- WHAT YOU WILL DO -
Give the lines of the entries below as a JSON list of strings, one string per line and blank lines omitted, from the line containing "table-caption-text: The emission" up to and including the line containing "cell-beta: −1.98 xyxy=(699,1493,863,1571)".

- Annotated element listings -
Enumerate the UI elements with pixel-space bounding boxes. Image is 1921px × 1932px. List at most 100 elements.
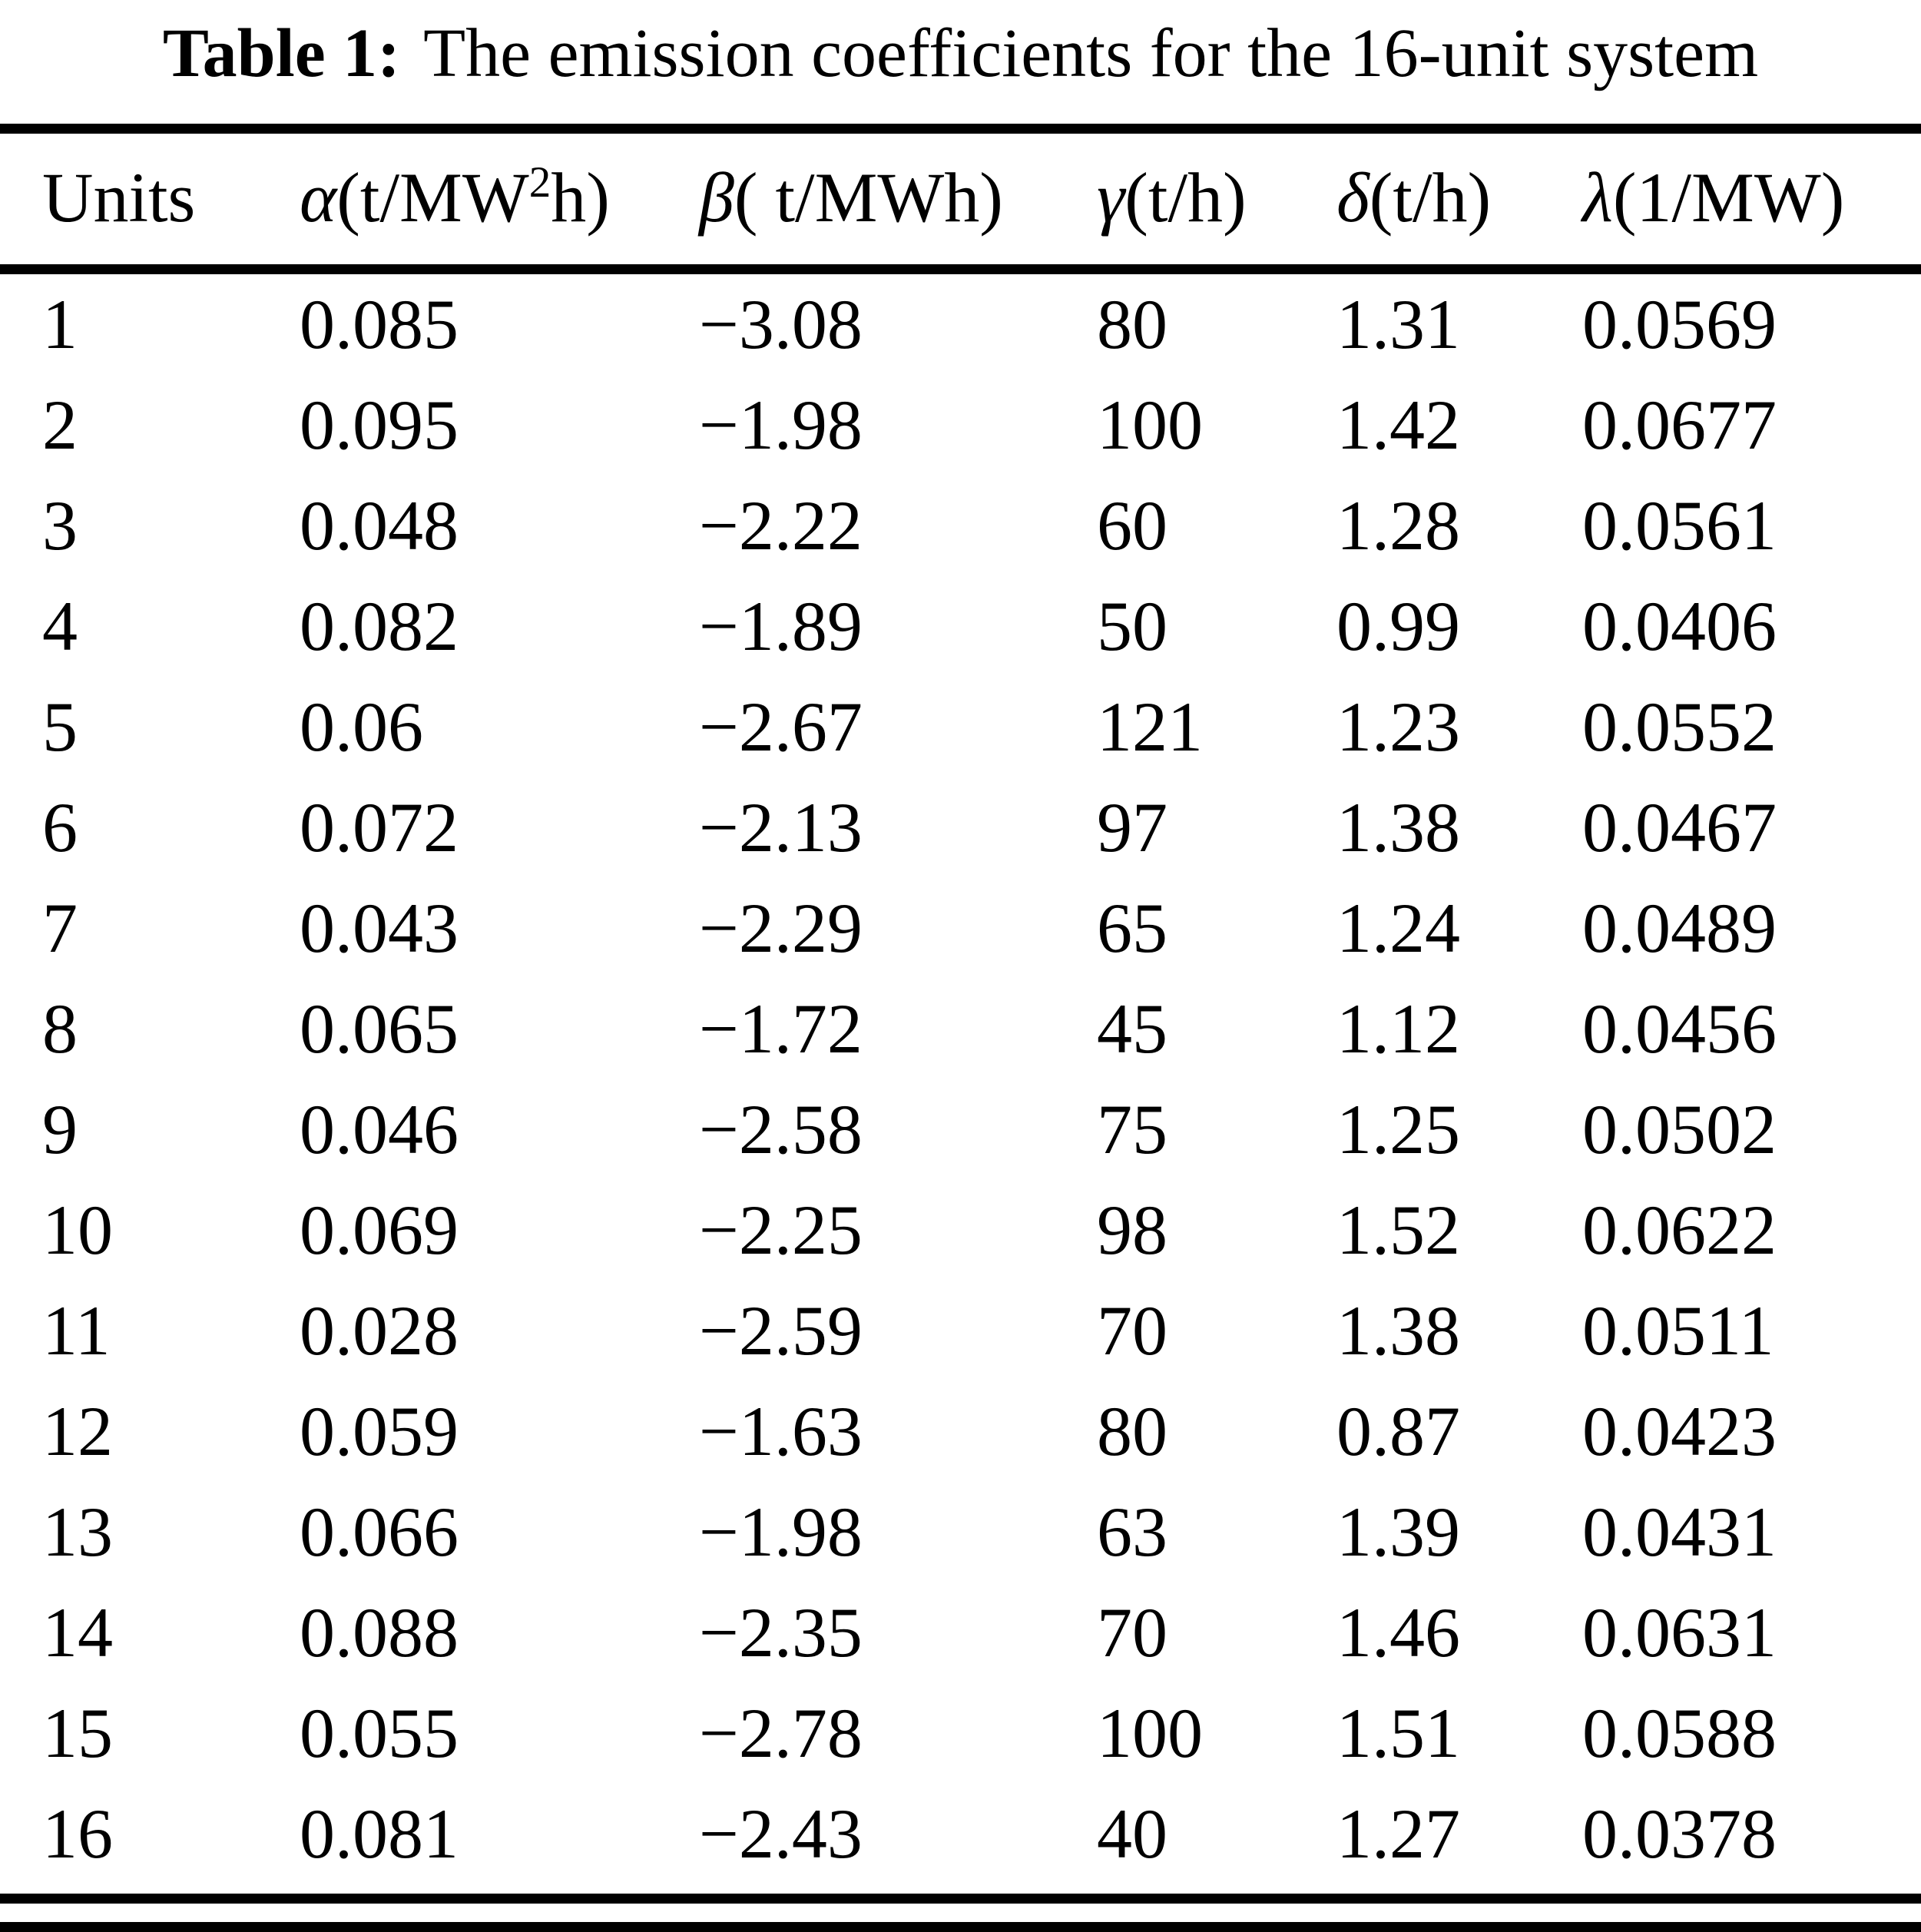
table-caption-text: The emission coefficients for the 16-uni… xyxy=(423,15,1759,91)
cell-gamma: 98 xyxy=(1097,1191,1168,1269)
cell-beta: −2.29 xyxy=(699,889,863,967)
cell-gamma: 100 xyxy=(1097,1694,1203,1772)
table-row: 13 0.066 −1.98 63 1.39 0.0431 xyxy=(0,1482,1921,1582)
cell-gamma: 75 xyxy=(1097,1090,1168,1168)
lambda-symbol: λ xyxy=(1582,157,1613,237)
cell-beta: −1.98 xyxy=(699,1493,863,1571)
alpha-unit-pre: (t/MW xyxy=(336,157,529,237)
table-row: 14 0.088 −2.35 70 1.46 0.0631 xyxy=(0,1582,1921,1683)
cell-alpha: 0.095 xyxy=(300,386,459,464)
cell-alpha: 0.072 xyxy=(300,788,459,867)
cell-delta: 1.24 xyxy=(1336,889,1460,967)
cell-unit: 16 xyxy=(42,1794,113,1873)
col-header-beta: β( t/MWh) xyxy=(657,128,1055,274)
cell-delta: 1.51 xyxy=(1336,1694,1460,1772)
cell-delta: 1.25 xyxy=(1336,1090,1460,1168)
cell-unit: 6 xyxy=(42,788,78,867)
cell-unit: 11 xyxy=(42,1291,111,1370)
cell-beta: −1.63 xyxy=(699,1392,863,1470)
cell-alpha: 0.088 xyxy=(300,1593,459,1672)
cell-lambda: 0.0406 xyxy=(1582,587,1777,665)
cell-unit: 14 xyxy=(42,1593,113,1672)
cell-alpha: 0.069 xyxy=(300,1191,459,1269)
table-row: 4 0.082 −1.89 50 0.99 0.0406 xyxy=(0,576,1921,677)
cell-gamma: 45 xyxy=(1097,989,1168,1068)
cell-lambda: 0.0622 xyxy=(1582,1191,1777,1269)
table-header: Units α(t/MW2h) β( t/MWh) γ(t/h) δ(t/h) … xyxy=(0,128,1921,274)
cell-delta: 1.39 xyxy=(1336,1493,1460,1571)
cell-gamma: 40 xyxy=(1097,1794,1168,1873)
cell-gamma: 60 xyxy=(1097,486,1168,565)
cell-gamma: 63 xyxy=(1097,1493,1168,1571)
alpha-unit-superscript: 2 xyxy=(528,158,551,207)
cell-beta: −2.43 xyxy=(699,1794,863,1873)
table-caption-label: Table 1: xyxy=(162,15,401,91)
cell-beta: −1.89 xyxy=(699,587,863,665)
table-row: 16 0.081 −2.43 40 1.27 0.0378 xyxy=(0,1784,1921,1884)
cell-beta: −1.72 xyxy=(699,989,863,1068)
alpha-symbol: α xyxy=(300,157,337,237)
header-row: Units α(t/MW2h) β( t/MWh) γ(t/h) δ(t/h) … xyxy=(0,128,1921,274)
cell-delta: 1.27 xyxy=(1336,1794,1460,1873)
cell-gamma: 80 xyxy=(1097,285,1168,363)
cell-unit: 12 xyxy=(42,1392,113,1470)
bottom-rule-1 xyxy=(0,1893,1921,1904)
beta-unit: ( t/MWh) xyxy=(734,157,1003,237)
cell-gamma: 70 xyxy=(1097,1593,1168,1672)
table-row: 12 0.059 −1.63 80 0.87 0.0423 xyxy=(0,1381,1921,1482)
table-row: 3 0.048 −2.22 60 1.28 0.0561 xyxy=(0,476,1921,576)
cell-unit: 7 xyxy=(42,889,78,967)
cell-lambda: 0.0489 xyxy=(1582,889,1777,967)
cell-alpha: 0.06 xyxy=(300,688,423,766)
cell-lambda: 0.0552 xyxy=(1582,688,1777,766)
cell-gamma: 97 xyxy=(1097,788,1168,867)
gamma-unit: (t/h) xyxy=(1124,157,1247,237)
cell-beta: −2.35 xyxy=(699,1593,863,1672)
cell-delta: 1.12 xyxy=(1336,989,1460,1068)
cell-lambda: 0.0378 xyxy=(1582,1794,1777,1873)
table-row: 2 0.095 −1.98 100 1.42 0.0677 xyxy=(0,375,1921,476)
table-row: 11 0.028 −2.59 70 1.38 0.0511 xyxy=(0,1281,1921,1381)
cell-delta: 0.99 xyxy=(1336,587,1460,665)
cell-delta: 1.31 xyxy=(1336,285,1460,363)
cell-beta: −2.67 xyxy=(699,688,863,766)
cell-gamma: 65 xyxy=(1097,889,1168,967)
col-header-delta: δ(t/h) xyxy=(1294,128,1540,274)
cell-lambda: 0.0431 xyxy=(1582,1493,1777,1571)
cell-unit: 15 xyxy=(42,1694,113,1772)
cell-alpha: 0.065 xyxy=(300,989,459,1068)
cell-lambda: 0.0677 xyxy=(1582,386,1777,464)
table-row: 8 0.065 −1.72 45 1.12 0.0456 xyxy=(0,979,1921,1079)
cell-unit: 5 xyxy=(42,688,78,766)
bottom-rule-2 xyxy=(0,1921,1921,1932)
cell-unit: 2 xyxy=(42,386,78,464)
cell-gamma: 50 xyxy=(1097,587,1168,665)
table-row: 1 0.085 −3.08 80 1.31 0.0569 xyxy=(0,269,1921,375)
cell-unit: 9 xyxy=(42,1090,78,1168)
table-body: 1 0.085 −3.08 80 1.31 0.0569 2 0.095 −1.98 100 1.4… xyxy=(0,269,1921,1884)
cell-beta: −2.22 xyxy=(699,486,863,565)
cell-beta: −1.98 xyxy=(699,386,863,464)
cell-unit: 4 xyxy=(42,587,78,665)
cell-beta: −2.59 xyxy=(699,1291,863,1370)
cell-lambda: 0.0631 xyxy=(1582,1593,1777,1672)
table-row: 6 0.072 −2.13 97 1.38 0.0467 xyxy=(0,777,1921,878)
cell-alpha: 0.048 xyxy=(300,486,459,565)
cell-delta: 1.38 xyxy=(1336,788,1460,867)
lambda-unit: (1/MW) xyxy=(1612,157,1845,237)
cell-delta: 1.52 xyxy=(1336,1191,1460,1269)
cell-gamma: 121 xyxy=(1097,688,1203,766)
table-bottom-rules xyxy=(0,1893,1921,1932)
cell-delta: 1.38 xyxy=(1336,1291,1460,1370)
cell-alpha: 0.055 xyxy=(300,1694,459,1772)
col-header-gamma: γ(t/h) xyxy=(1055,128,1294,274)
delta-unit: (t/h) xyxy=(1369,157,1492,237)
cell-gamma: 70 xyxy=(1097,1291,1168,1370)
table-row: 7 0.043 −2.29 65 1.24 0.0489 xyxy=(0,878,1921,979)
cell-gamma: 80 xyxy=(1097,1392,1168,1470)
cell-unit: 8 xyxy=(42,989,78,1068)
cell-lambda: 0.0467 xyxy=(1582,788,1777,867)
col-header-lambda: λ(1/MW) xyxy=(1540,128,1921,274)
cell-delta: 1.28 xyxy=(1336,486,1460,565)
cell-beta: −3.08 xyxy=(699,285,863,363)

- RESPONSE -
[
  "table-caption-text: The emission coefficients for the 16-uni… xyxy=(423,15,1759,91)",
  "cell-gamma: 98 xyxy=(1097,1191,1168,1269)",
  "cell-beta: −2.29 xyxy=(699,889,863,967)",
  "cell-gamma: 100 xyxy=(1097,1694,1203,1772)",
  "table-row: 13 0.066 −1.98 63 1.39 0.0431 xyxy=(0,1482,1921,1582)",
  "cell-gamma: 75 xyxy=(1097,1090,1168,1168)",
  "lambda-symbol: λ xyxy=(1582,157,1613,237)",
  "cell-beta: −1.98 xyxy=(699,1493,863,1571)"
]